### GOAL OF THE EXERCISE
Write out every single entry exactly.

(Collected data)

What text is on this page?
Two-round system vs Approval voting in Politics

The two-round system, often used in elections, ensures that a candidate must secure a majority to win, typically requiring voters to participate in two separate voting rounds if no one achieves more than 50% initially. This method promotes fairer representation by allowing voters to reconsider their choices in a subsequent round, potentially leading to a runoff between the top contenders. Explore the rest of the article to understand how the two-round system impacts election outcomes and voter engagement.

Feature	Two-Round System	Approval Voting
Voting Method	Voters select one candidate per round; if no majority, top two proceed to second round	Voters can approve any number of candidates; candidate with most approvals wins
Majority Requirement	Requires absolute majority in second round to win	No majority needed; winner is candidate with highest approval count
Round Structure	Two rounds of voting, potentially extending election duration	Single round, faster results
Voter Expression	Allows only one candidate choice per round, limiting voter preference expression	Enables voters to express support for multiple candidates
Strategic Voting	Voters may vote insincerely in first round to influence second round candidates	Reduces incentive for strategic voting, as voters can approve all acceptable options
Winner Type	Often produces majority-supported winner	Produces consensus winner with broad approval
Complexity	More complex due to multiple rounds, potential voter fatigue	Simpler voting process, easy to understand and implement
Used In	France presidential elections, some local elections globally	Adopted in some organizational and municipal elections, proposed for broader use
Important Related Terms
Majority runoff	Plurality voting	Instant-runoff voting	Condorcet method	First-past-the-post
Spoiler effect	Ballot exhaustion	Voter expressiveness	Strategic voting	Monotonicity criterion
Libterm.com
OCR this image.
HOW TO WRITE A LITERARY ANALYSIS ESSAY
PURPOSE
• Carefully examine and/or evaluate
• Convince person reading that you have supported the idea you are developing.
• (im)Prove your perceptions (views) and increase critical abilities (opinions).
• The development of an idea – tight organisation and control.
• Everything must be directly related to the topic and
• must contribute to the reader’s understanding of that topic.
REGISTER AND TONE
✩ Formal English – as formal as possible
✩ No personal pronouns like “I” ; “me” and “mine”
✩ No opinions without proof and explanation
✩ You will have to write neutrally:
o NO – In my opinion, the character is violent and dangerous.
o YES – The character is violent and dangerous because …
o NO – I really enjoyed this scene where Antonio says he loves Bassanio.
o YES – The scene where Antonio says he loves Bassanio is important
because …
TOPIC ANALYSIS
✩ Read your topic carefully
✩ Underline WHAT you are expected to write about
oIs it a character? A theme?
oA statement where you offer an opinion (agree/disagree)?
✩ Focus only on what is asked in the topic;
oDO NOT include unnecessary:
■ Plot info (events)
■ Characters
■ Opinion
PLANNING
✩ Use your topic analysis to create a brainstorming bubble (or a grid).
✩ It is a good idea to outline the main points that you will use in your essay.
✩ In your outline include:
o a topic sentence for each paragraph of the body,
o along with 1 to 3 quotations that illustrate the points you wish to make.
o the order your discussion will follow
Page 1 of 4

### RESPONSE TO THIS EXERCISE
What text is on this page?
Two-round system vs Approval voting in Politics

The two-round system, often used in elections, ensures that a candidate must secure a majority to win, typically requiring voters to participate in two separate voting rounds if no one achieves more than 50% initially. This method promotes fairer representation by allowing voters to reconsider their choices in a subsequent round, potentially leading to a runoff between the top contenders. Explore the rest of the article to understand how the two-round system impacts election outcomes and voter engagement.

Feature	Two-Round System	Approval Voting
Voting Method	Voters select one candidate per round; if no majority, top two proceed to second round	Voters can approve any number of candidates; candidate with most approvals wins
Majority Requirement	Requires absolute majority in second round to win	No majority needed; winner is candidate with highest approval count
Round Structure	Two rounds of voting, potentially extending election duration	Single round, faster results
Voter Expression	Allows only one candidate choice per round, limiting voter preference expression	Enables voters to express support for multiple candidates
Strategic Voting	Voters may vote insincerely in first round to influence second round candidates	Reduces incentive for strategic voting, as voters can approve all acceptable options
Winner Type	Often produces majority-supported winner	Produces consensus winner with broad approval
Complexity	More complex due to multiple rounds, potential voter fatigue	Simpler voting process, easy to understand and implement
Used In	France presidential elections, some local elections globally	Adopted in some organizational and municipal elections, proposed for broader use
Important Related Terms
Majority runoff	Plurality voting	Instant-runoff voting	Condorcet method	First-past-the-post
Spoiler effect	Ballot exhaustion	Voter expressiveness	Strategic voting	Monotonicity criterion
Libterm.com
OCR this image.
HOW TO WRITE A LITERARY ANALYSIS ESSAY
PURPOSE
• Carefully examine and/or evaluate
• Convince person reading that you have supported the idea you are developing.
• (im)Prove your perceptions (views) and increase critical abilities (opinions).
• The development of an idea – tight organisation and control.
• Everything must be directly related to the topic and
• must contribute to the reader’s understanding of that topic.
REGISTER AND TONE
✩ Formal English – as formal as possible
✩ No personal pronouns like “I” ; “me” and “mine”
✩ No opinions without proof and explanation
✩ You will have to write neutrally:
o NO – In my opinion, the character is violent and dangerous.
o YES – The character is violent and dangerous because …
o NO – I really enjoyed this scene where Antonio says he loves Bassanio.
o YES – The scene where Antonio says he loves Bassanio is important
because …
TOPIC ANALYSIS
✩ Read your topic carefully
✩ Underline WHAT you are expected to write about
oIs it a character? A theme?
oA statement where you offer an opinion (agree/disagree)?
✩ Focus only on what is asked in the topic;
oDO NOT include unnecessary:
■ Plot info (events)
■ Characters
■ Opinion
PLANNING
✩ Use your topic analysis to create a brainstorming bubble (or a grid).
✩ It is a good idea to outline the main points that you will use in your essay.
✩ In your outline include:
o a topic sentence for each paragraph of the body,
o along with 1 to 3 quotations that illustrate the points you wish to make.
o the order your discussion will follow
Page 1 of 4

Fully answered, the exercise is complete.